Given problem:
Your task is to copy every line of the records below that contains "przy".

::: Records to use :::

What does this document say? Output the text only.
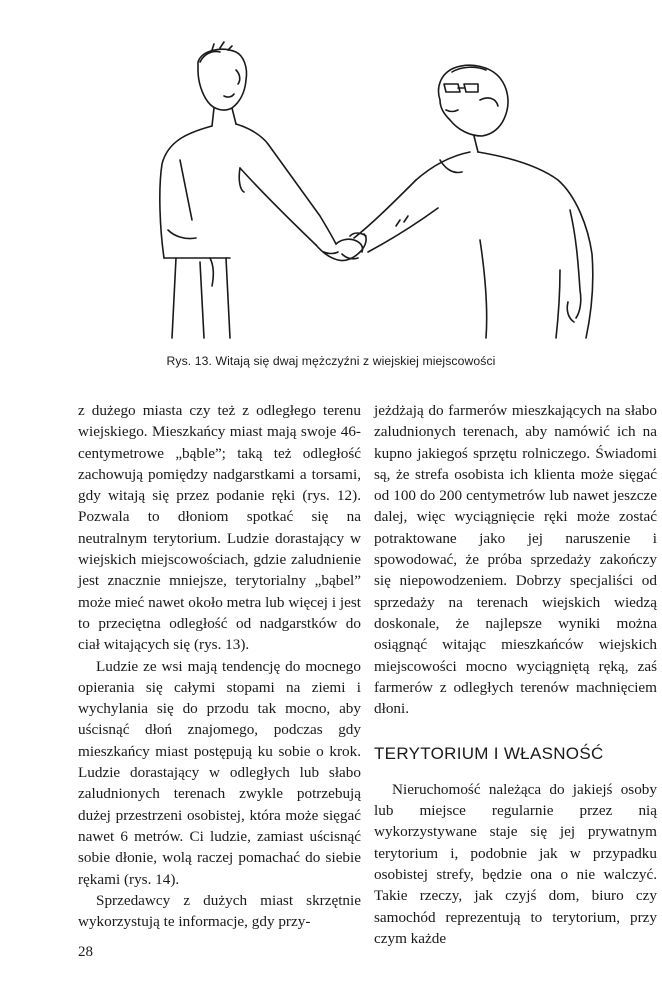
Rys. 13. Witają się dwaj mężczyźni z wiejskiej miejscowości

z dużego miasta czy też z odległego terenu wiejskiego. Mieszkańcy miast mają swoje 46-centymetrowe „bąble”; taką też odległość zachowują pomiędzy nadgarstkami a torsami, gdy witają się przez podanie ręki (rys. 12). Pozwala to dłoniom spotkać się na neutralnym terytorium. Ludzie dorastający w wiejskich miejscowościach, gdzie zaludnienie jest znacznie mniejsze, terytorialny „bąbel” może mieć nawet około metra lub więcej i jest to przeciętna odległość od nadgarstków do ciał witających się (rys. 13).

Ludzie ze wsi mają tendencję do mocnego opierania się całymi stopami na ziemi i wychylania się do przodu tak mocno, aby uścisnąć dłoń znajomego, podczas gdy mieszkańcy miast postępują ku sobie o krok. Ludzie dorastający w odległych lub słabo zaludnionych terenach zwykle potrzebują dużej przestrzeni osobistej, która może sięgać nawet 6 metrów. Ci ludzie, zamiast uścisnąć sobie dłonie, wolą raczej pomachać do siebie rękami (rys. 14).

Sprzedawcy z dużych miast skrzętnie wykorzystują te informacje, gdy przy-

jeżdżają do farmerów mieszkających na słabo zaludnionych terenach, aby namówić ich na kupno jakiegoś sprzętu rolniczego. Świadomi są, że strefa osobista ich klienta może sięgać od 100 do 200 centymetrów lub nawet jeszcze dalej, więc wyciągnięcie ręki może zostać potraktowane jako jej naruszenie i spowodować, że próba sprzedaży zakończy się niepowodzeniem. Dobrzy specjaliści od sprzedaży na terenach wiejskich wiedzą doskonale, że najlepsze wyniki można osiągnąć witając mieszkańców wiejskich miejscowości mocno wyciągniętą ręką, zaś farmerów z odległych terenów machnięciem dłoni.

TERYTORIUM I WŁASNOŚĆ

Nieruchomość należąca do jakiejś osoby lub miejsce regularnie przez nią wykorzystywane staje się jej prywatnym terytorium i, podobnie jak w przypadku osobistej strefy, będzie ona o nie walczyć. Takie rzeczy, jak czyjś dom, biuro czy samochód reprezentują to terytorium, przy czym każde

28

:::

Solution below:
Sprzedawcy z dużych miast skrzętnie wykorzystują te informacje, gdy przy-
Nieruchomość należąca do jakiejś osoby lub miejsce regularnie przez nią wykorzystywane staje się jej prywatnym terytorium i, podobnie jak w przypadku osobistej strefy, będzie ona o nie walczyć. Takie rzeczy, jak czyjś dom, biuro czy samochód reprezentują to terytorium, przy czym każde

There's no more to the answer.